* **Exercise**
Leaving the pictures aside, transcribe every line below exactly.

┏━━

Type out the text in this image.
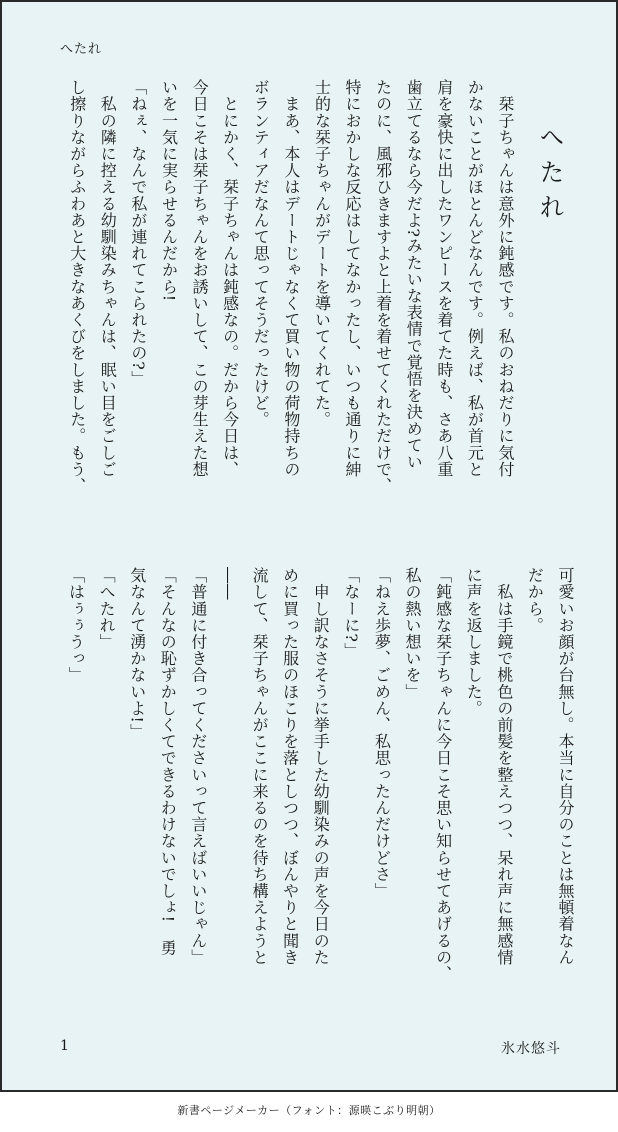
へたれ
へたれ
　栞子ちゃんは意外に鈍感です。私のおねだりに気付
かないことがほとんどなんです。例えば、私が首元と
肩を豪快に出したワンピースを着てた時も、さあ八重
歯立てるなら今だよ?みたいな表情で覚悟を決めてい
たのに、風邪ひきますよと上着を着せてくれただけで、
特におかしな反応はしてなかったし、いつも通りに紳
士的な栞子ちゃんがデートを導いてくれてた。
　まあ、本人はデートじゃなくて買い物の荷物持ちの
ボランティアだなんて思ってそうだったけど。
　とにかく、栞子ちゃんは鈍感なの。だから今日は、
今日こそは栞子ちゃんをお誘いして、この芽生えた想
いを一気に実らせるんだから!
「ねぇ、なんで私が連れてこられたの?」
　私の隣に控える幼馴染みちゃんは、眠い目をごしご
し擦りながらふわあと大きなあくびをしました。もう、
可愛いお顔が台無し。本当に自分のことは無頓着なん
だから。
　私は手鏡で桃色の前髪を整えつつ、呆れ声に無感情
に声を返しました。
「鈍感な栞子ちゃんに今日こそ思い知らせてあげるの、
私の熱い想いを」
「ねえ歩夢、ごめん、私思ったんだけどさ」
「なーに?」
　申し訳なさそうに挙手した幼馴染みの声を今日のた
めに買った服のほこりを落としつつ、ぼんやりと聞き
流して、栞子ちゃんがここに来るのを待ち構えようと
――
「普通に付き合ってくださいって言えばいいじゃん」
「そんなの恥ずかしくてできるわけないでしょ!　勇
気なんて湧かないよ!」
「へたれ」
「はぅぅうっ」
1	氷水悠斗
新書ページメーカー（フォント：源暎こぶり明朝）
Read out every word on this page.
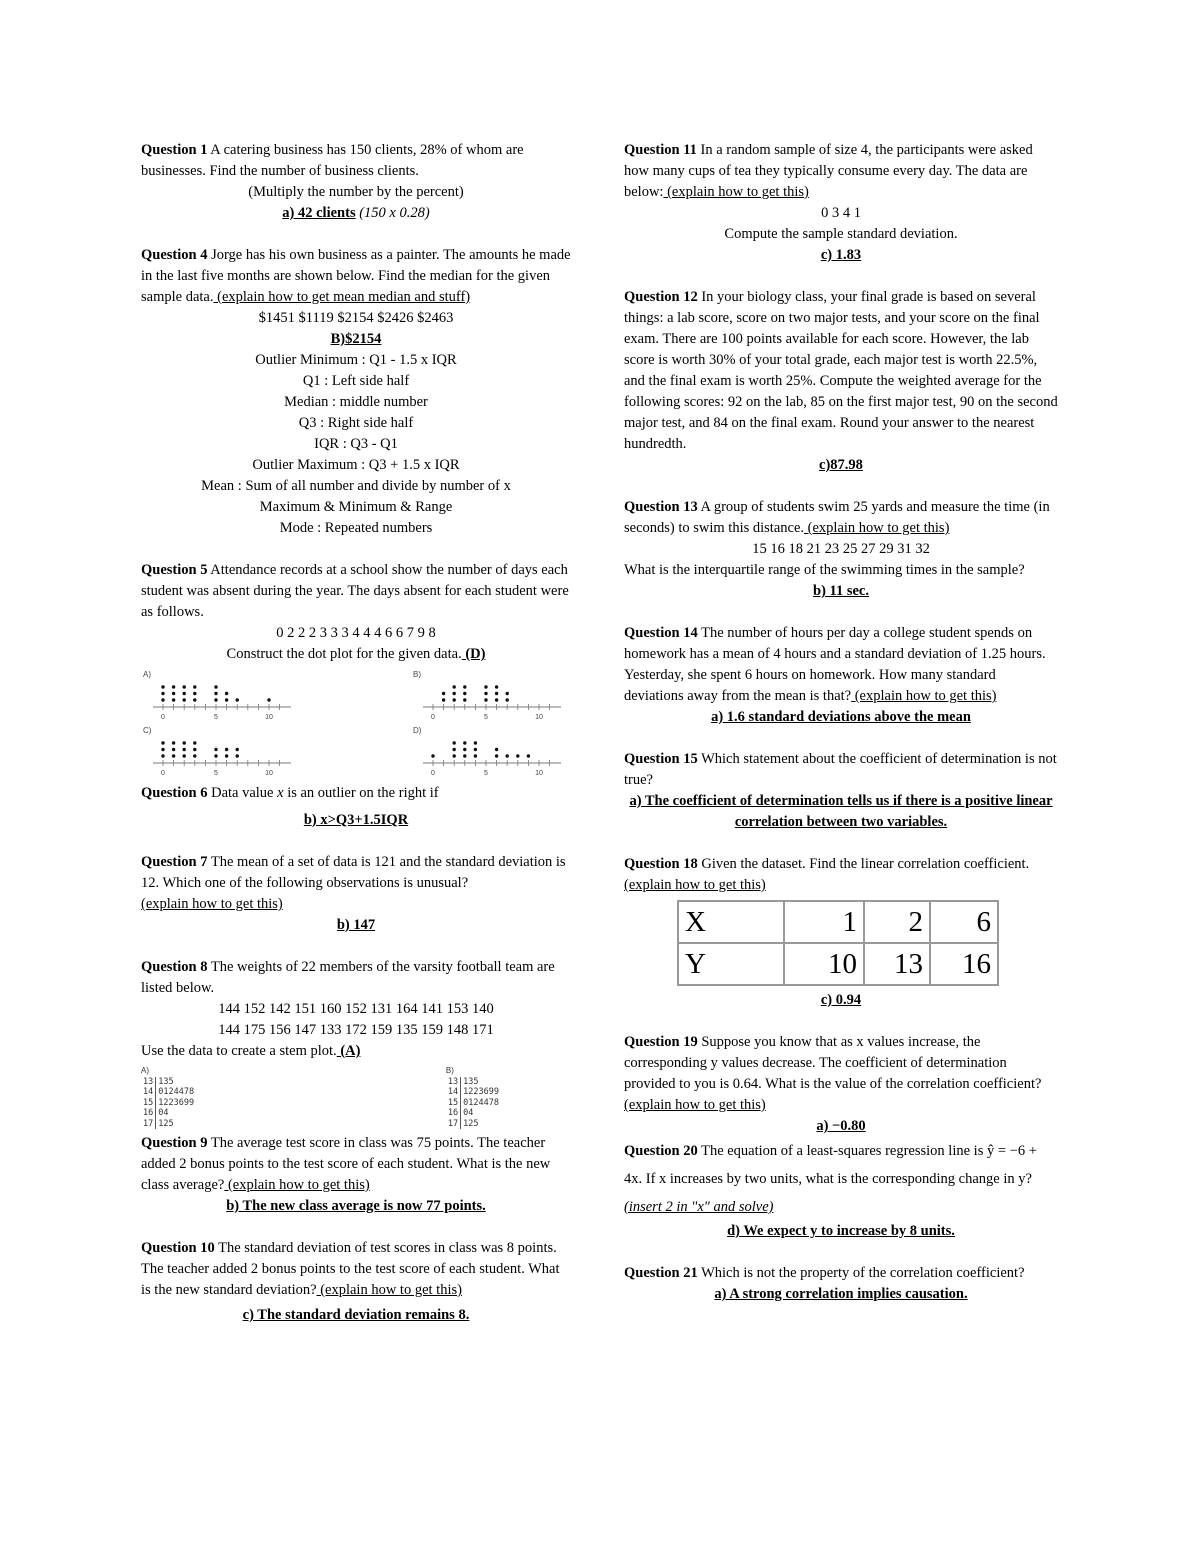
Question 1 A catering business has 150 clients, 28% of whom are businesses. Find the number of business clients.

(Multiply the number by the percent)

a) 42 clients (150 x 0.28)

Question 4 Jorge has his own business as a painter. The amounts he made in the last five months are shown below. Find the median for the given sample data. (explain how to get mean median and stuff)

$1451 $1119 $2154 $2426 $2463

B)$2154

Outlier Minimum : Q1 - 1.5 x IQR

Q1 : Left side half

Median : middle number

Q3 : Right side half

IQR : Q3 - Q1

Outlier Maximum : Q3 + 1.5 x IQR

Mean : Sum of all number and divide by number of x

Maximum & Minimum & Range

Mode : Repeated numbers

Question 5 Attendance records at a school show the number of days each student was absent during the year. The days absent for each student were as follows.

0 2 2 2 3 3 3 4 4 4 6 6 7 9 8

Construct the dot plot for the given data. (D)

A)
0	5	10
B)
0	5	10
C)
0	5	10
D)
0	5	10

Question 6 Data value x is an outlier on the right if

b) x>Q3+1.5IQR

Question 7 The mean of a set of data is 121 and the standard deviation is 12. Which one of the following observations is unusual?

(explain how to get this)

b) 147

Question 8 The weights of 22 members of the varsity football team are listed below.

144 152 142 151 160 152 131 164 141 153 140

144 175 156 147 133 172 159 135 159 148 171

Use the data to create a stem plot. (A)

A)
13	135
14	0124478
15	1223699
16	04
17	125
B)
13	135
14	1223699
15	0124478
16	04
17	125

Question 9 The average test score in class was 75 points. The teacher added 2 bonus points to the test score of each student. What is the new class average? (explain how to get this)

b) The new class average is now 77 points.

Question 10 The standard deviation of test scores in class was 8 points. The teacher added 2 bonus points to the test score of each student. What is the new standard deviation? (explain how to get this)

c) The standard deviation remains 8.

Question 11 In a random sample of size 4, the participants were asked how many cups of tea they typically consume every day. The data are below: (explain how to get this)

0 3 4 1

Compute the sample standard deviation.

c) 1.83

Question 12 In your biology class, your final grade is based on several things: a lab score, score on two major tests, and your score on the final exam. There are 100 points available for each score. However, the lab score is worth 30% of your total grade, each major test is worth 22.5%, and the final exam is worth 25%. Compute the weighted average for the following scores: 92 on the lab, 85 on the first major test, 90 on the second major test, and 84 on the final exam. Round your answer to the nearest hundredth.

c)87.98

Question 13 A group of students swim 25 yards and measure the time (in seconds) to swim this distance. (explain how to get this)

15 16 18 21 23 25 27 29 31 32

What is the interquartile range of the swimming times in the sample?

b) 11 sec.

Question 14 The number of hours per day a college student spends on homework has a mean of 4 hours and a standard deviation of 1.25 hours. Yesterday, she spent 6 hours on homework. How many standard deviations away from the mean is that? (explain how to get this)

a) 1.6 standard deviations above the mean

Question 15 Which statement about the coefficient of determination is not true?

a) The coefficient of determination tells us if there is a positive linear correlation between two variables.

Question 18 Given the dataset. Find the linear correlation coefficient. (explain how to get this)

X	1	2	6
Y	10	13	16

c) 0.94

Question 19 Suppose you know that as x values increase, the corresponding y values decrease. The coefficient of determination provided to you is 0.64. What is the value of the correlation coefficient? (explain how to get this)

a) −0.80

Question 20 The equation of a least-squares regression line is ŷ = −6 + 4x. If x increases by two units, what is the corresponding change in y? (insert 2 in "x" and solve)

d) We expect y to increase by 8 units.

Question 21 Which is not the property of the correlation coefficient?

a) A strong correlation implies causation.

┗━━

* **Solved problem**
Type out the text in this image.
へたれ
へたれ
　栞子ちゃんは意外に鈍感です。私のおねだりに気付
かないことがほとんどなんです。例えば、私が首元と
肩を豪快に出したワンピースを着てた時も、さあ八重
歯立てるなら今だよ?みたいな表情で覚悟を決めてい
たのに、風邪ひきますよと上着を着せてくれただけで、
特におかしな反応はしてなかったし、いつも通りに紳
士的な栞子ちゃんがデートを導いてくれてた。
　まあ、本人はデートじゃなくて買い物の荷物持ちの
ボランティアだなんて思ってそうだったけど。
　とにかく、栞子ちゃんは鈍感なの。だから今日は、
今日こそは栞子ちゃんをお誘いして、この芽生えた想
いを一気に実らせるんだから!
「ねぇ、なんで私が連れてこられたの?」
　私の隣に控える幼馴染みちゃんは、眠い目をごしご
し擦りながらふわあと大きなあくびをしました。もう、
可愛いお顔が台無し。本当に自分のことは無頓着なん
だから。
　私は手鏡で桃色の前髪を整えつつ、呆れ声に無感情
に声を返しました。
「鈍感な栞子ちゃんに今日こそ思い知らせてあげるの、
私の熱い想いを」
「ねえ歩夢、ごめん、私思ったんだけどさ」
「なーに?」
　申し訳なさそうに挙手した幼馴染みの声を今日のた
めに買った服のほこりを落としつつ、ぼんやりと聞き
流して、栞子ちゃんがここに来るのを待ち構えようと
――
「普通に付き合ってくださいって言えばいいじゃん」
「そんなの恥ずかしくてできるわけないでしょ!　勇
気なんて湧かないよ!」
「へたれ」
「はぅぅうっ」
1	氷水悠斗
新書ページメーカー（フォント：源暎こぶり明朝）
Read out every word on this page.
Question 1 A catering business has 150 clients, 28% of whom are businesses. Find the number of business clients.

(Multiply the number by the percent)

a) 42 clients (150 x 0.28)

Question 4 Jorge has his own business as a painter. The amounts he made in the last five months are shown below. Find the median for the given sample data. (explain how to get mean median and stuff)

$1451 $1119 $2154 $2426 $2463

B)$2154

Outlier Minimum : Q1 - 1.5 x IQR

Q1 : Left side half

Median : middle number

Q3 : Right side half

IQR : Q3 - Q1

Outlier Maximum : Q3 + 1.5 x IQR

Mean : Sum of all number and divide by number of x

Maximum & Minimum & Range

Mode : Repeated numbers

Question 5 Attendance records at a school show the number of days each student was absent during the year. The days absent for each student were as follows.

0 2 2 2 3 3 3 4 4 4 6 6 7 9 8

Construct the dot plot for the given data. (D)

A)
0	5	10
B)
0	5	10
C)
0	5	10
D)
0	5	10

Question 6 Data value x is an outlier on the right if

b) x>Q3+1.5IQR

Question 7 The mean of a set of data is 121 and the standard deviation is 12. Which one of the following observations is unusual?

(explain how to get this)

b) 147

Question 8 The weights of 22 members of the varsity football team are listed below.

144 152 142 151 160 152 131 164 141 153 140

144 175 156 147 133 172 159 135 159 148 171

Use the data to create a stem plot. (A)

A)
13	135
14	0124478
15	1223699
16	04
17	125
B)
13	135
14	1223699
15	0124478
16	04
17	125

Question 9 The average test score in class was 75 points. The teacher added 2 bonus points to the test score of each student. What is the new class average? (explain how to get this)

b) The new class average is now 77 points.

Question 10 The standard deviation of test scores in class was 8 points. The teacher added 2 bonus points to the test score of each student. What is the new standard deviation? (explain how to get this)

c) The standard deviation remains 8.

Question 11 In a random sample of size 4, the participants were asked how many cups of tea they typically consume every day. The data are below: (explain how to get this)

0 3 4 1

Compute the sample standard deviation.

c) 1.83

Question 12 In your biology class, your final grade is based on several things: a lab score, score on two major tests, and your score on the final exam. There are 100 points available for each score. However, the lab score is worth 30% of your total grade, each major test is worth 22.5%, and the final exam is worth 25%. Compute the weighted average for the following scores: 92 on the lab, 85 on the first major test, 90 on the second major test, and 84 on the final exam. Round your answer to the nearest hundredth.

c)87.98

Question 13 A group of students swim 25 yards and measure the time (in seconds) to swim this distance. (explain how to get this)

15 16 18 21 23 25 27 29 31 32

What is the interquartile range of the swimming times in the sample?

b) 11 sec.

Question 14 The number of hours per day a college student spends on homework has a mean of 4 hours and a standard deviation of 1.25 hours. Yesterday, she spent 6 hours on homework. How many standard deviations away from the mean is that? (explain how to get this)

a) 1.6 standard deviations above the mean

Question 15 Which statement about the coefficient of determination is not true?

a) The coefficient of determination tells us if there is a positive linear correlation between two variables.

Question 18 Given the dataset. Find the linear correlation coefficient. (explain how to get this)

X	1	2	6
Y	10	13	16

c) 0.94

Question 19 Suppose you know that as x values increase, the corresponding y values decrease. The coefficient of determination provided to you is 0.64. What is the value of the correlation coefficient? (explain how to get this)

a) −0.80

Question 20 The equation of a least-squares regression line is ŷ = −6 + 4x. If x increases by two units, what is the corresponding change in y? (insert 2 in "x" and solve)

d) We expect y to increase by 8 units.

Question 21 Which is not the property of the correlation coefficient?

a) A strong correlation implies causation.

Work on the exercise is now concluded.